= PROBLEM DESCRIPTION =
All records should be reproduced verbatim.

= TASK INPUT =
•••••

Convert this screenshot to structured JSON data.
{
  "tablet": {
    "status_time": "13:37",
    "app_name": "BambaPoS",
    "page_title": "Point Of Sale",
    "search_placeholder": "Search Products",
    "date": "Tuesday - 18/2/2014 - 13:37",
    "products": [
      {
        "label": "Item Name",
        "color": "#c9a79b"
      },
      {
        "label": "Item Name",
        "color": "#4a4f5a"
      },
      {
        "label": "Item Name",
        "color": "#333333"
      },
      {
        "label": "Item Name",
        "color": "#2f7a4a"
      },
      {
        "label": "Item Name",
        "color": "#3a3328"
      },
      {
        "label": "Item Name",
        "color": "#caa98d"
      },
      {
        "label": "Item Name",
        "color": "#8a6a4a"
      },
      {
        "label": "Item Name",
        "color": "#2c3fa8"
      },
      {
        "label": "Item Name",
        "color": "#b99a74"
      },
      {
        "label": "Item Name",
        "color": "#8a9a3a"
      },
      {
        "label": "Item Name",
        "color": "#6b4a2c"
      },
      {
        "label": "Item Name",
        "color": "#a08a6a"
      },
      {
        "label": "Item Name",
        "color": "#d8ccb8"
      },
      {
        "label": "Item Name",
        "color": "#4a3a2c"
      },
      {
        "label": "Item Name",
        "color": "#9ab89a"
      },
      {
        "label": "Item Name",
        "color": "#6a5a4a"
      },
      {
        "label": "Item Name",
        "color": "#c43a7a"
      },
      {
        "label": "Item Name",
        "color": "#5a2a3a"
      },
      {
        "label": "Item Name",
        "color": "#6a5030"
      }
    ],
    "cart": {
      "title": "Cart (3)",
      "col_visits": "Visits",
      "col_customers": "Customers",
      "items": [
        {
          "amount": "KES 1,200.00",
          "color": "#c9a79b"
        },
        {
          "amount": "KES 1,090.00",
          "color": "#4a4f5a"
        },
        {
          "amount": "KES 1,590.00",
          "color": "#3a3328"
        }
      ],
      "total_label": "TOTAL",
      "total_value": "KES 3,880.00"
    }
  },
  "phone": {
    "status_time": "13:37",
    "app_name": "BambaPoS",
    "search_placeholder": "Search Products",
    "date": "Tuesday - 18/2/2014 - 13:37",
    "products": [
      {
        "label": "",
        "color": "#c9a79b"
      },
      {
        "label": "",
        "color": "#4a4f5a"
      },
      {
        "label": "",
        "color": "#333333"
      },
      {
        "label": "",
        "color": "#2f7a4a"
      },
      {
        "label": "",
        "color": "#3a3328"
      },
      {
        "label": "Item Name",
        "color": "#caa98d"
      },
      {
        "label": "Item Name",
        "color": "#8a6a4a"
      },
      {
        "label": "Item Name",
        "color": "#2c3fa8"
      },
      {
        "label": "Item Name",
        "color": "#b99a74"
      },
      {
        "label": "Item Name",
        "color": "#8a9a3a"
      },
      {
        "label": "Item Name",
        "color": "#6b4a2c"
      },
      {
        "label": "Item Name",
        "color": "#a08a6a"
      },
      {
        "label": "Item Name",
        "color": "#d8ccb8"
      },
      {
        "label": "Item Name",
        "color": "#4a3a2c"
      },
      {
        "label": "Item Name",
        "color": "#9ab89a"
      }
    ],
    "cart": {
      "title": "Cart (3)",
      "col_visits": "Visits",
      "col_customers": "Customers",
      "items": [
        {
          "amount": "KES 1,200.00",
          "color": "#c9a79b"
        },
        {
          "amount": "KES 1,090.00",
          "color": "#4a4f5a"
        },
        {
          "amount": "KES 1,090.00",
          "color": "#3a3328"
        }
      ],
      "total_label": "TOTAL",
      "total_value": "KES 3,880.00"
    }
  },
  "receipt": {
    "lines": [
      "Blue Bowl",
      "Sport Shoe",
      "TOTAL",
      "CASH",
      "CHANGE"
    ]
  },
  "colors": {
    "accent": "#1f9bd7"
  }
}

•••••

= FINISHED ANSWER =
Convert this screenshot to structured JSON data.
{
  "tablet": {
    "status_time": "13:37",
    "app_name": "BambaPoS",
    "page_title": "Point Of Sale",
    "search_placeholder": "Search Products",
    "date": "Tuesday - 18/2/2014 - 13:37",
    "products": [
      {
        "label": "Item Name",
        "color": "#c9a79b"
      },
      {
        "label": "Item Name",
        "color": "#4a4f5a"
      },
      {
        "label": "Item Name",
        "color": "#333333"
      },
      {
        "label": "Item Name",
        "color": "#2f7a4a"
      },
      {
        "label": "Item Name",
        "color": "#3a3328"
      },
      {
        "label": "Item Name",
        "color": "#caa98d"
      },
      {
        "label": "Item Name",
        "color": "#8a6a4a"
      },
      {
        "label": "Item Name",
        "color": "#2c3fa8"
      },
      {
        "label": "Item Name",
        "color": "#b99a74"
      },
      {
        "label": "Item Name",
        "color": "#8a9a3a"
      },
      {
        "label": "Item Name",
        "color": "#6b4a2c"
      },
      {
        "label": "Item Name",
        "color": "#a08a6a"
      },
      {
        "label": "Item Name",
        "color": "#d8ccb8"
      },
      {
        "label": "Item Name",
        "color": "#4a3a2c"
      },
      {
        "label": "Item Name",
        "color": "#9ab89a"
      },
      {
        "label": "Item Name",
        "color": "#6a5a4a"
      },
      {
        "label": "Item Name",
        "color": "#c43a7a"
      },
      {
        "label": "Item Name",
        "color": "#5a2a3a"
      },
      {
        "label": "Item Name",
        "color": "#6a5030"
      }
    ],
    "cart": {
      "title": "Cart (3)",
      "col_visits": "Visits",
      "col_customers": "Customers",
      "items": [
        {
          "amount": "KES 1,200.00",
          "color": "#c9a79b"
        },
        {
          "amount": "KES 1,090.00",
          "color": "#4a4f5a"
        },
        {
          "amount": "KES 1,590.00",
          "color": "#3a3328"
        }
      ],
      "total_label": "TOTAL",
      "total_value": "KES 3,880.00"
    }
  },
  "phone": {
    "status_time": "13:37",
    "app_name": "BambaPoS",
    "search_placeholder": "Search Products",
    "date": "Tuesday - 18/2/2014 - 13:37",
    "products": [
      {
        "label": "",
        "color": "#c9a79b"
      },
      {
        "label": "",
        "color": "#4a4f5a"
      },
      {
        "label": "",
        "color": "#333333"
      },
      {
        "label": "",
        "color": "#2f7a4a"
      },
      {
        "label": "",
        "color": "#3a3328"
      },
      {
        "label": "Item Name",
        "color": "#caa98d"
      },
      {
        "label": "Item Name",
        "color": "#8a6a4a"
      },
      {
        "label": "Item Name",
        "color": "#2c3fa8"
      },
      {
        "label": "Item Name",
        "color": "#b99a74"
      },
      {
        "label": "Item Name",
        "color": "#8a9a3a"
      },
      {
        "label": "Item Name",
        "color": "#6b4a2c"
      },
      {
        "label": "Item Name",
        "color": "#a08a6a"
      },
      {
        "label": "Item Name",
        "color": "#d8ccb8"
      },
      {
        "label": "Item Name",
        "color": "#4a3a2c"
      },
      {
        "label": "Item Name",
        "color": "#9ab89a"
      }
    ],
    "cart": {
      "title": "Cart (3)",
      "col_visits": "Visits",
      "col_customers": "Customers",
      "items": [
        {
          "amount": "KES 1,200.00",
          "color": "#c9a79b"
        },
        {
          "amount": "KES 1,090.00",
          "color": "#4a4f5a"
        },
        {
          "amount": "KES 1,090.00",
          "color": "#3a3328"
        }
      ],
      "total_label": "TOTAL",
      "total_value": "KES 3,880.00"
    }
  },
  "receipt": {
    "lines": [
      "Blue Bowl",
      "Sport Shoe",
      "TOTAL",
      "CASH",
      "CHANGE"
    ]
  },
  "colors": {
    "accent": "#1f9bd7"
  }
}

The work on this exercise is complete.